§ Required task
Select all lines with the string "tasumise" in them, and copy those lines.

::::::::::

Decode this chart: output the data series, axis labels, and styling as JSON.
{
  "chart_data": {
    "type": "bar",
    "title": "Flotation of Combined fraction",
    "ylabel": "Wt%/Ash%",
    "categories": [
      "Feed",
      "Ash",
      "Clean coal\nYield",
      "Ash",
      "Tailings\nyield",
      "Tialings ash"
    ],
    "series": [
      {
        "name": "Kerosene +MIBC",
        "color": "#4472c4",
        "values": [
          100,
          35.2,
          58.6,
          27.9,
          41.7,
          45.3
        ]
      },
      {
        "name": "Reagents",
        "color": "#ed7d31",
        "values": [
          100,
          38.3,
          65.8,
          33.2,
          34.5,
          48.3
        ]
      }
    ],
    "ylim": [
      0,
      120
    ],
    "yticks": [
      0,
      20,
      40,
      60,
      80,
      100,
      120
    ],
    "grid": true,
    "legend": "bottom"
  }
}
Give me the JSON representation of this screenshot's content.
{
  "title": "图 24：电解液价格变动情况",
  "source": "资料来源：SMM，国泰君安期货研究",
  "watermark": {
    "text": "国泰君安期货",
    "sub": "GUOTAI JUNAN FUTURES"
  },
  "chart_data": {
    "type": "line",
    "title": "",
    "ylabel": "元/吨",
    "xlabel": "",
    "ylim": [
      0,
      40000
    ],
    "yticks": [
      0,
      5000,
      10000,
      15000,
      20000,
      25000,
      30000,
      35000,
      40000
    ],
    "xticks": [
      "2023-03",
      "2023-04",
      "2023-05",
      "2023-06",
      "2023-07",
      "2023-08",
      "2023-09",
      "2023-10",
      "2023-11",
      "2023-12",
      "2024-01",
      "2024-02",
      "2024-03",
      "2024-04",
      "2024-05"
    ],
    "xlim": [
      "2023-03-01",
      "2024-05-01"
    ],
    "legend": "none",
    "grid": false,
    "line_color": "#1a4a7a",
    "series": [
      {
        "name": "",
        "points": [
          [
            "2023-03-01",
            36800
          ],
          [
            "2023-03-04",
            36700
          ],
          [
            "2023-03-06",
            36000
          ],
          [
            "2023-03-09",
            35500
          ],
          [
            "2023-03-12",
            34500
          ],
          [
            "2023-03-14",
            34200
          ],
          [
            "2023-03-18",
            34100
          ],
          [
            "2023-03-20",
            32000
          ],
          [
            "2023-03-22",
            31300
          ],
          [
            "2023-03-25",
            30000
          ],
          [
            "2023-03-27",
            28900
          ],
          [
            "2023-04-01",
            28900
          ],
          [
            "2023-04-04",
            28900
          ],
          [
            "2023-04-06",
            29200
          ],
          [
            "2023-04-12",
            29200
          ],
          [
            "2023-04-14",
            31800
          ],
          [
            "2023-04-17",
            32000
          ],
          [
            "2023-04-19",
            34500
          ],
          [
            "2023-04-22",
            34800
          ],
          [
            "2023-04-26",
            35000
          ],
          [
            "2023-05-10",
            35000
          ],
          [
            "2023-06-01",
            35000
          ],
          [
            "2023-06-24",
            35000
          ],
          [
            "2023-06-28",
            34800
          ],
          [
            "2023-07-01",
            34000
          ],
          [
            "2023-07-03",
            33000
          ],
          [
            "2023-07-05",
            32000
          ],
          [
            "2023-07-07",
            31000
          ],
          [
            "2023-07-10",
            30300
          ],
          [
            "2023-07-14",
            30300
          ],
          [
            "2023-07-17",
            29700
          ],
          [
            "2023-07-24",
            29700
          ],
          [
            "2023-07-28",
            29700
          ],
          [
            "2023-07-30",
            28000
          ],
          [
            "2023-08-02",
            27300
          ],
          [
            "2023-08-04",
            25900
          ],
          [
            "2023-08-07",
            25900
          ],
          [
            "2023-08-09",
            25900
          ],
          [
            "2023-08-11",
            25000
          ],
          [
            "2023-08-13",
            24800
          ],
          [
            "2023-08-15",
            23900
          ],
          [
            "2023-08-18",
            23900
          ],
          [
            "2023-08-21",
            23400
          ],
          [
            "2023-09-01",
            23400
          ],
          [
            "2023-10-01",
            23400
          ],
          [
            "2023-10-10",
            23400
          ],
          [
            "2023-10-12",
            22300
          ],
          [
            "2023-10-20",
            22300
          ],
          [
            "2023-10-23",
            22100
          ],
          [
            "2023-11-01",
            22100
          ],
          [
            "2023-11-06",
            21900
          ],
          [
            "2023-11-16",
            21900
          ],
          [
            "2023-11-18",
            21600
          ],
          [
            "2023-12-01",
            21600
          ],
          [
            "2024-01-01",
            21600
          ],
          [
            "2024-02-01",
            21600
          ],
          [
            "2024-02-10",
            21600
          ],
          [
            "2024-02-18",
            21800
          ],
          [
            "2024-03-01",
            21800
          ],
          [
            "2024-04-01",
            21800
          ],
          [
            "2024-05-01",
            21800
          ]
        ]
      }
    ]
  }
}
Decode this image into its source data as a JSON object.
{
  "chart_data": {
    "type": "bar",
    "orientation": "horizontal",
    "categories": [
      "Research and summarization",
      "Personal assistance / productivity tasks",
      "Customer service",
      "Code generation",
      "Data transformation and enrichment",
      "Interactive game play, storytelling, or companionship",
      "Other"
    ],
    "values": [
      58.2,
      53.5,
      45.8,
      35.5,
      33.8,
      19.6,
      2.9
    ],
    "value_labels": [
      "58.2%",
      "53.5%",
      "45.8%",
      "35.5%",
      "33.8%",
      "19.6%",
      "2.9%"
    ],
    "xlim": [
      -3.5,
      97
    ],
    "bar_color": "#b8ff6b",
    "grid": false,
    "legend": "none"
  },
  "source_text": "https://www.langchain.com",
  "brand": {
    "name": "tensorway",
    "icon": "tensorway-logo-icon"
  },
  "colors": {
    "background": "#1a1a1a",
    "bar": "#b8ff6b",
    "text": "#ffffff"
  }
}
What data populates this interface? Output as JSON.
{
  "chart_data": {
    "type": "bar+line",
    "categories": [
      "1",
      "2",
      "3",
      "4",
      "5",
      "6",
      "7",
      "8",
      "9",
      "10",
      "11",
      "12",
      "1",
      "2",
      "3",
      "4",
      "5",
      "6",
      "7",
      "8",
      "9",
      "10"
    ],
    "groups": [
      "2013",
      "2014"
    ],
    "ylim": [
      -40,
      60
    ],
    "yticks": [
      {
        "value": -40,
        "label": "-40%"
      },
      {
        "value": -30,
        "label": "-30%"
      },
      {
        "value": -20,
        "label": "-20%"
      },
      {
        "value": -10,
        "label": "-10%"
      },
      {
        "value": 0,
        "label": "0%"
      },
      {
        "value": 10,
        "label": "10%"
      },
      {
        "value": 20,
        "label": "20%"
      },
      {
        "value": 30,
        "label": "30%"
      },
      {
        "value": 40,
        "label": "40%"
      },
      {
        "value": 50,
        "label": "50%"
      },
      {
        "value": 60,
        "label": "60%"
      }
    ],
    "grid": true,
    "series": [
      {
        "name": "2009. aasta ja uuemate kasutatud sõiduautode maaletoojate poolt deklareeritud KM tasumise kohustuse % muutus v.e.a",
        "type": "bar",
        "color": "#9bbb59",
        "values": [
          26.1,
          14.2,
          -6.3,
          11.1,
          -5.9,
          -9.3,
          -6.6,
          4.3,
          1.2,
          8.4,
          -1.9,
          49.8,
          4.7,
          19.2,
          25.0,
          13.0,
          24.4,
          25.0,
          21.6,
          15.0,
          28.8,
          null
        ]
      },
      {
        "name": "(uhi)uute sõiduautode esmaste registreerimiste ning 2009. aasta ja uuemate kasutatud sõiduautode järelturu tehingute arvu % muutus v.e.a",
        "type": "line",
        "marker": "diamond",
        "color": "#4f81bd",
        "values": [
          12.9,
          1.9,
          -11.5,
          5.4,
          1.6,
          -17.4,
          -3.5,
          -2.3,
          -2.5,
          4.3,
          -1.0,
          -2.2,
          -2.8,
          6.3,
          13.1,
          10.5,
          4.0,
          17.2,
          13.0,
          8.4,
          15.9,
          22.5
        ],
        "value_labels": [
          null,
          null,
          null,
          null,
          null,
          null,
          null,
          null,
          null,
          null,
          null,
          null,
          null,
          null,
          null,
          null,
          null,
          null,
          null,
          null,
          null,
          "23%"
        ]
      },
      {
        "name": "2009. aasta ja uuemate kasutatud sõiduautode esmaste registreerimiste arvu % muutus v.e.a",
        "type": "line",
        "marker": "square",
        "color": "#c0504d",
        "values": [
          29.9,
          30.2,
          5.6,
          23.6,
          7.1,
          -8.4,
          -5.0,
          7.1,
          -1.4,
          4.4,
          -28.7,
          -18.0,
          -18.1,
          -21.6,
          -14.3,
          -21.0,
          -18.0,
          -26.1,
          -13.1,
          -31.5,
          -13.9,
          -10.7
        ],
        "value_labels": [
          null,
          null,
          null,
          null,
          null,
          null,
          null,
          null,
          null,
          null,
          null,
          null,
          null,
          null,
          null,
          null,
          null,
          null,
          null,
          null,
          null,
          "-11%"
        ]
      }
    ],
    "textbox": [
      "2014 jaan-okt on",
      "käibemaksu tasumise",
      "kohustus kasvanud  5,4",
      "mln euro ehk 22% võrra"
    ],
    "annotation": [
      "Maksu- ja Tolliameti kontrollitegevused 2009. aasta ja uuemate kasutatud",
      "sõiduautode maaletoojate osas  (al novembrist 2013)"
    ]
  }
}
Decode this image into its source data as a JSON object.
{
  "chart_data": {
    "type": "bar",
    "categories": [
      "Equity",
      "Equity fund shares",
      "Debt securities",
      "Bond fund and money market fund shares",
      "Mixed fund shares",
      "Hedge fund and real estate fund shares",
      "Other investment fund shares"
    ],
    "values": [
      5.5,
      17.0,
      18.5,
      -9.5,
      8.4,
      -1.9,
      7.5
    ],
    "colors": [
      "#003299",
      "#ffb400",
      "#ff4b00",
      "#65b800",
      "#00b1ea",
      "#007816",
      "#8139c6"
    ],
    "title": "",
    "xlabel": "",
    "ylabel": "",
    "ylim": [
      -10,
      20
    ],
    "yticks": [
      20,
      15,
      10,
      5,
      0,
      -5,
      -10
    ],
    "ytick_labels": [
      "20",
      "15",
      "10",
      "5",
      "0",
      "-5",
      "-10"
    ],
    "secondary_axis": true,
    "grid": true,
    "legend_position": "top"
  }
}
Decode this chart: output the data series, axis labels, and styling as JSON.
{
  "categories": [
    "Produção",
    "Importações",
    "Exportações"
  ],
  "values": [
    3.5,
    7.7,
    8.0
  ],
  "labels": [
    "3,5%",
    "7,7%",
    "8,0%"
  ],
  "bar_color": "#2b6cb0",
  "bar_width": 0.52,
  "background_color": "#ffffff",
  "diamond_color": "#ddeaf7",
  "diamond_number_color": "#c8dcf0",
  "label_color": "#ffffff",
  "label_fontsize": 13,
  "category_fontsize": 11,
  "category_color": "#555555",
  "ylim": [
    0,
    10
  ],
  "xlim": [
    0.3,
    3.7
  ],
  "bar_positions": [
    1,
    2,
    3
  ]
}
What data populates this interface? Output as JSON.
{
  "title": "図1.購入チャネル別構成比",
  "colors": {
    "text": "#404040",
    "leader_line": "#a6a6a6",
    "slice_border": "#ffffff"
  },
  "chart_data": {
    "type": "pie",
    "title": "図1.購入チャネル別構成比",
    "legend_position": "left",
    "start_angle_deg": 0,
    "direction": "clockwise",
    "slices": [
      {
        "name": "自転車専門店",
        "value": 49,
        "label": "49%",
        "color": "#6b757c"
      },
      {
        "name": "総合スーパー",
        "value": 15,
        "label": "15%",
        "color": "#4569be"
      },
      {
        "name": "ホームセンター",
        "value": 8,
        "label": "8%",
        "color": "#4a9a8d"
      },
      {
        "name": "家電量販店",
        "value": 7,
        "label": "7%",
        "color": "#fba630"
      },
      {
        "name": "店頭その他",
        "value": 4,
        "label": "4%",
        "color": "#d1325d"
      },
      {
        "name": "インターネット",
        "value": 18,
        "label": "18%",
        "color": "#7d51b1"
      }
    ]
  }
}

::::::::::

§ The output
        "name": "2009. aasta ja uuemate kasutatud sõiduautode maaletoojate poolt deklareeritud KM tasumise kohustuse % muutus v.e.a",
      "käibemaksu tasumise",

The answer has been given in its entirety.